▶ EXERCISE DESCRIPTION: Each record below should appear again exactly as written.

============

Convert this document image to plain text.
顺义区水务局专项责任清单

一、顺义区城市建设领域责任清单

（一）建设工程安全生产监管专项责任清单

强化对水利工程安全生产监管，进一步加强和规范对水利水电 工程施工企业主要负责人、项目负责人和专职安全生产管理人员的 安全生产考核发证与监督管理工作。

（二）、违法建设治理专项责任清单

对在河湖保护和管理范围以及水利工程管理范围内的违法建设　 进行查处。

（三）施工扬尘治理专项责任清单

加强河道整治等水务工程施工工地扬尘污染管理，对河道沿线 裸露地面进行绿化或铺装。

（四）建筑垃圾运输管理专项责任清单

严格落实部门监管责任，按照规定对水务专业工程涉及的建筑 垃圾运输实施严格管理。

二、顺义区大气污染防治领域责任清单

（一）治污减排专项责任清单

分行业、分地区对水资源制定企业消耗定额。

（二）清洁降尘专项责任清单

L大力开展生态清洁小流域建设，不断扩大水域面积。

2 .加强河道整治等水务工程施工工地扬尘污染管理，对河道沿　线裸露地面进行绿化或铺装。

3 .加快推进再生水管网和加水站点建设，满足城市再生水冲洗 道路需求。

============

▶ THE OUTPUT:
Convert this document image to plain text.
顺义区水务局专项责任清单

一、顺义区城市建设领域责任清单

（一）建设工程安全生产监管专项责任清单

强化对水利工程安全生产监管，进一步加强和规范对水利水电 工程施工企业主要负责人、项目负责人和专职安全生产管理人员的 安全生产考核发证与监督管理工作。

（二）、违法建设治理专项责任清单

对在河湖保护和管理范围以及水利工程管理范围内的违法建设　 进行查处。

（三）施工扬尘治理专项责任清单

加强河道整治等水务工程施工工地扬尘污染管理，对河道沿线 裸露地面进行绿化或铺装。

（四）建筑垃圾运输管理专项责任清单

严格落实部门监管责任，按照规定对水务专业工程涉及的建筑 垃圾运输实施严格管理。

二、顺义区大气污染防治领域责任清单

（一）治污减排专项责任清单

分行业、分地区对水资源制定企业消耗定额。

（二）清洁降尘专项责任清单

L大力开展生态清洁小流域建设，不断扩大水域面积。

2 .加强河道整治等水务工程施工工地扬尘污染管理，对河道沿　线裸露地面进行绿化或铺装。

3 .加快推进再生水管网和加水站点建设，满足城市再生水冲洗 道路需求。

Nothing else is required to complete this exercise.